> **REQUEST**: Lines that include the word "table" are the ones to copy.
-- begin DATASET EXTRACT --
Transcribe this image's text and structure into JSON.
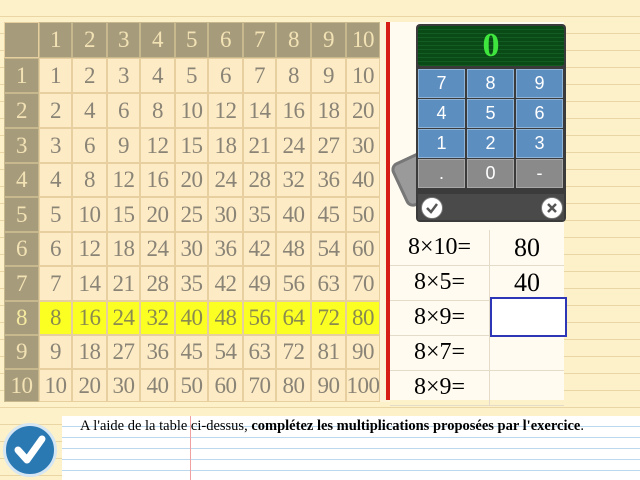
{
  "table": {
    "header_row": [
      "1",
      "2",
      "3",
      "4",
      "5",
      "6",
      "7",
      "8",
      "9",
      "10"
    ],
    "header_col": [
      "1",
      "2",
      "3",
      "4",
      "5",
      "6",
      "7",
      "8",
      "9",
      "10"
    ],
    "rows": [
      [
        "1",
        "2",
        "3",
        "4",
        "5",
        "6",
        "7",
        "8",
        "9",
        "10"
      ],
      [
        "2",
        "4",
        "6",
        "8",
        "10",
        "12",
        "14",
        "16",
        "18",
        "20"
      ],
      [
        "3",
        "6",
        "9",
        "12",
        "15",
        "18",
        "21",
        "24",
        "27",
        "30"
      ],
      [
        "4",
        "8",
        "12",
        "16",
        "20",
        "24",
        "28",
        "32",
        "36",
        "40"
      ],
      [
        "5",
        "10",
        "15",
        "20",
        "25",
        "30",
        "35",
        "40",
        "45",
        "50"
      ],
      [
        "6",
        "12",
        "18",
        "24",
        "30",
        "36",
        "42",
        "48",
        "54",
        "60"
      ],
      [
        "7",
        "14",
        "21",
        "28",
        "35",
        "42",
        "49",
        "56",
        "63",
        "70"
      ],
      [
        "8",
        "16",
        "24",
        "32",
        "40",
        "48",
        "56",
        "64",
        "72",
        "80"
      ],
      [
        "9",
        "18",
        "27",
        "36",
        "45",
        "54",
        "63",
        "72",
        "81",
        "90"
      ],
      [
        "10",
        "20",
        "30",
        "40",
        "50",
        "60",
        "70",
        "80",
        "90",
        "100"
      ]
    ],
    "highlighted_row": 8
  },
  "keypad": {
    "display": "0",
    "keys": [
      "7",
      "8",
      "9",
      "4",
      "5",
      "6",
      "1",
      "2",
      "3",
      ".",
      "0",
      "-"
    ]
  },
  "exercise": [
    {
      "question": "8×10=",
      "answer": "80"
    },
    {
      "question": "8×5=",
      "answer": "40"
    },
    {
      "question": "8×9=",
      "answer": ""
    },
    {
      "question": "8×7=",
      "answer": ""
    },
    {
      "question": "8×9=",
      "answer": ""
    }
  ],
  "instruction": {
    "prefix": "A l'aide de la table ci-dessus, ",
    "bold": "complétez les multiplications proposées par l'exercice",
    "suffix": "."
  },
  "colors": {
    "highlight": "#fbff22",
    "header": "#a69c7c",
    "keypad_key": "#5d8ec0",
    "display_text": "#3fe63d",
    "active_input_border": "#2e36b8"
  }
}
-- end DATASET EXTRACT --
> **SOLUTION FOR THIS EXERCISE**:
  "table": {
    "prefix": "A l'aide de la table ci-dessus, ",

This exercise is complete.